◆ EXERCISE INSTRUCTIONS: Collect every line that includes the string "subtitle".

◆ SUPPLIED RECORDS:
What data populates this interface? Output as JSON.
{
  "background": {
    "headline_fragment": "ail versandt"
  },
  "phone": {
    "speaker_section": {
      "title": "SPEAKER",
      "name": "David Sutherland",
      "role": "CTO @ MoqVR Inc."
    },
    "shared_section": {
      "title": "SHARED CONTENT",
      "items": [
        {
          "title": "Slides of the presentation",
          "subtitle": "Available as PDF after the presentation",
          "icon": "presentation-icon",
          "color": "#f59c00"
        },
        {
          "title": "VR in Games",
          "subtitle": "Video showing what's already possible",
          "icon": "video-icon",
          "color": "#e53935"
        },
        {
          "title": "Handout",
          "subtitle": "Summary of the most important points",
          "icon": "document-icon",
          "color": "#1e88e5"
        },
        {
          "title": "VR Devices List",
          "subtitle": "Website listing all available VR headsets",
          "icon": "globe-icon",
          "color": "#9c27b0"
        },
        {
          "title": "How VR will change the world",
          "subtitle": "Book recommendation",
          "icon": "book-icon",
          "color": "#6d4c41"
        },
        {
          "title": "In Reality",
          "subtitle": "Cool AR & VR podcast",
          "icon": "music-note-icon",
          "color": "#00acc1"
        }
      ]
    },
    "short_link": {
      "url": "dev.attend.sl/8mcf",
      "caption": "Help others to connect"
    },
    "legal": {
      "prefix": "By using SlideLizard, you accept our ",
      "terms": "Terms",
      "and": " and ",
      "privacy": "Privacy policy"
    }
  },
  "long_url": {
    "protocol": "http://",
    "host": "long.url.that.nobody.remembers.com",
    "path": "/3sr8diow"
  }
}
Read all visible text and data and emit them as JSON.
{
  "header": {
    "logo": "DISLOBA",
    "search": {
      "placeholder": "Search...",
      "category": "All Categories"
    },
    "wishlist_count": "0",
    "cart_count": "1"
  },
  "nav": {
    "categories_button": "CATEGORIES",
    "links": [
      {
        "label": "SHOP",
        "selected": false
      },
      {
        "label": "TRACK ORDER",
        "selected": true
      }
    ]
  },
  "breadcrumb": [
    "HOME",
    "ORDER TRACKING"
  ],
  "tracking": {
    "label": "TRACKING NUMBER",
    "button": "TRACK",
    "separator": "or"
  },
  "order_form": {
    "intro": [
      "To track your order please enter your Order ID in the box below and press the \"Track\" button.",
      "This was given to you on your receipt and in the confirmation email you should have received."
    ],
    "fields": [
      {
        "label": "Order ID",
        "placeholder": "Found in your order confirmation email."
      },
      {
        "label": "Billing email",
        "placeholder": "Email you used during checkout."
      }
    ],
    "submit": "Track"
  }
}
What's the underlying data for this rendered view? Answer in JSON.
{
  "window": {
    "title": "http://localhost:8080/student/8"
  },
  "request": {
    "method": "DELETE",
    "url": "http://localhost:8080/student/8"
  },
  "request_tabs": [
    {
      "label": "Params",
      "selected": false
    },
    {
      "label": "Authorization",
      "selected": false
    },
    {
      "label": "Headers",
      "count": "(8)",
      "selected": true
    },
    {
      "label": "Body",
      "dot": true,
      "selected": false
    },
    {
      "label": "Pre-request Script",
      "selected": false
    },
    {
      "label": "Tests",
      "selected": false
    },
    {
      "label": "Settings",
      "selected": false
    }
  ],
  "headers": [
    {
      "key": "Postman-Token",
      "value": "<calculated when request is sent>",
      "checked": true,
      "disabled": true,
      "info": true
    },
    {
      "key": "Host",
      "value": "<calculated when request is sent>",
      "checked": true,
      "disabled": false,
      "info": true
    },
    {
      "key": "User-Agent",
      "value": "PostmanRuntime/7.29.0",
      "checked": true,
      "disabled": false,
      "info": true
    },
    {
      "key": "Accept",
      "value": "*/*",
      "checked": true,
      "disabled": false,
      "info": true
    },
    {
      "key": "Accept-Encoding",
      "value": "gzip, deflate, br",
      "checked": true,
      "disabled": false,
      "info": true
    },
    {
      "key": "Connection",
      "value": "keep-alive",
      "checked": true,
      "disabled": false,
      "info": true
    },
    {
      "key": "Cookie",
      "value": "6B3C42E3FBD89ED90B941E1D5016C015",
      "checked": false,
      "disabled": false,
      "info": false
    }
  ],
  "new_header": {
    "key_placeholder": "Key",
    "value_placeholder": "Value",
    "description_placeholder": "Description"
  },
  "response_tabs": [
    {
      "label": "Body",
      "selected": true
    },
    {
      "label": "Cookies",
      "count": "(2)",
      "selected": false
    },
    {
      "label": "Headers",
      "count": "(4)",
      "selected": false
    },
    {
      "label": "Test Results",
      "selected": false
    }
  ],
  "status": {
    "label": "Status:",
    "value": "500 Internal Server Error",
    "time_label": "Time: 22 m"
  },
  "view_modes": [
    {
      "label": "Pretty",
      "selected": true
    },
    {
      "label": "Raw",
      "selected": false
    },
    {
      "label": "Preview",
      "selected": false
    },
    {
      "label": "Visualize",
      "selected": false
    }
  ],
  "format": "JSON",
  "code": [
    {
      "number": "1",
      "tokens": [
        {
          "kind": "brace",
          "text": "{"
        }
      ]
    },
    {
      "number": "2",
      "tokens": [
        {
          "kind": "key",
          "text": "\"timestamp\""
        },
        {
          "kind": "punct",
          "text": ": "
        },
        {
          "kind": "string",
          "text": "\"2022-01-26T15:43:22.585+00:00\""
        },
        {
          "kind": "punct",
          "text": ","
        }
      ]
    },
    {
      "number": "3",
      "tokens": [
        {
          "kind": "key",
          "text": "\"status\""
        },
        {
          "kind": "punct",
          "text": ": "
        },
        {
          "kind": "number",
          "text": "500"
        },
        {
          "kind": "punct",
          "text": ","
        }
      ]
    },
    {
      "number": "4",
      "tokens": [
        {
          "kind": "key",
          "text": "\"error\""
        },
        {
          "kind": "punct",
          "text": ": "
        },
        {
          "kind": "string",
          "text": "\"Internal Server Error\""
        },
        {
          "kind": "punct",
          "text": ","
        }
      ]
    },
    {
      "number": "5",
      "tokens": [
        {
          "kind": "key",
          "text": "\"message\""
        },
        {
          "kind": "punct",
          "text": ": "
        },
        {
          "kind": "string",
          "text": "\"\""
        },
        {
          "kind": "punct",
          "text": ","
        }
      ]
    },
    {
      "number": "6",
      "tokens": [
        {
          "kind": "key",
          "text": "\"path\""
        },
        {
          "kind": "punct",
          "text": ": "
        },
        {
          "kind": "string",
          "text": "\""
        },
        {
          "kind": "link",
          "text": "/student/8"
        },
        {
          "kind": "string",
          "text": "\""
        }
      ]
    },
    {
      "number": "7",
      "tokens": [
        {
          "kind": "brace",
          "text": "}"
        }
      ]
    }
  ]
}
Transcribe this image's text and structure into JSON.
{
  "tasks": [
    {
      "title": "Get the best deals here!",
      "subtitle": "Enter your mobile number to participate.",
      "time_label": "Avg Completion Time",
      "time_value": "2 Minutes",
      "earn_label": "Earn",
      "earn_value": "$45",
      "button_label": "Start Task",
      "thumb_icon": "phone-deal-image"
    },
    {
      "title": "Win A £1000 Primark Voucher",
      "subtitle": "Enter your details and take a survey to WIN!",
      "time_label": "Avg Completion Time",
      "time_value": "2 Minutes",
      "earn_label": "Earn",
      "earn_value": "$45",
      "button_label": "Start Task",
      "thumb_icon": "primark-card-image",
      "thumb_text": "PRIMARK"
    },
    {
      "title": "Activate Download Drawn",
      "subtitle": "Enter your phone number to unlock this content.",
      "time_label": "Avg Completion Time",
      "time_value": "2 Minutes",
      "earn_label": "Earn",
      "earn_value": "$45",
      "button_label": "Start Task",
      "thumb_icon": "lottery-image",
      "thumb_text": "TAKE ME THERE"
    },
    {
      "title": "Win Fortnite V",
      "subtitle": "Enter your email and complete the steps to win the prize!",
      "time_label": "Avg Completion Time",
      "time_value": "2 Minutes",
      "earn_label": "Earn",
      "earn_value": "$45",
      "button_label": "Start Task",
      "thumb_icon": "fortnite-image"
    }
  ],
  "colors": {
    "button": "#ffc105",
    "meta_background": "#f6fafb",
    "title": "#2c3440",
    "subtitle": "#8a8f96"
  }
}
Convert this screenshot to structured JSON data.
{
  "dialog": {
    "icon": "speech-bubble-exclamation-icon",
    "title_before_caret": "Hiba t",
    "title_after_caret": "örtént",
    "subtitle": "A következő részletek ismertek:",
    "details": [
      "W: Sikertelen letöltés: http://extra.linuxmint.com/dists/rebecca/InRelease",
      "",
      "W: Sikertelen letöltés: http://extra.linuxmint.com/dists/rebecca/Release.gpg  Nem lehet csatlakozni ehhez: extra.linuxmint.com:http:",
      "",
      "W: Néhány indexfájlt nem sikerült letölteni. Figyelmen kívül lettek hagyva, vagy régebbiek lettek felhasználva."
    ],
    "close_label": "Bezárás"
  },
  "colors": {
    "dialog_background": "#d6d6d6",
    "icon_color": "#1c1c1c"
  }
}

◆ RESULT OF THE TASK:
          "subtitle": "Available as PDF after the presentation",
          "subtitle": "Video showing what's already possible",
          "subtitle": "Summary of the most important points",
          "subtitle": "Website listing all available VR headsets",
          "subtitle": "Book recommendation",
          "subtitle": "Cool AR & VR podcast",
      "subtitle": "Enter your mobile number to participate.",
      "subtitle": "Enter your details and take a survey to WIN!",
      "subtitle": "Enter your phone number to unlock this content.",
      "subtitle": "Enter your email and complete the steps to win the prize!",
    "subtitle": "#8a8f96"
    "subtitle": "A következő részletek ismertek:",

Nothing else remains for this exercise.